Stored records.
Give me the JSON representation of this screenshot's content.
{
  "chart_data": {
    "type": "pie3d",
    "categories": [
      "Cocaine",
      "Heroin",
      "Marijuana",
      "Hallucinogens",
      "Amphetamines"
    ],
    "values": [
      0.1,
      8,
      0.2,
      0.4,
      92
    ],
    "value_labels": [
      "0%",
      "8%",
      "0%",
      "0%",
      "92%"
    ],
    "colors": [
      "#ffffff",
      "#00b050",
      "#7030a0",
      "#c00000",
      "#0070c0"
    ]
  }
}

Problem. Repeat every record, keeping each word and mark exactly as it is.

Problem solution.
Give me the JSON representation of this screenshot's content.
{
  "chart_data": {
    "type": "pie3d",
    "categories": [
      "Cocaine",
      "Heroin",
      "Marijuana",
      "Hallucinogens",
      "Amphetamines"
    ],
    "values": [
      0.1,
      8,
      0.2,
      0.4,
      92
    ],
    "value_labels": [
      "0%",
      "8%",
      "0%",
      "0%",
      "92%"
    ],
    "colors": [
      "#ffffff",
      "#00b050",
      "#7030a0",
      "#c00000",
      "#0070c0"
    ]
  }
}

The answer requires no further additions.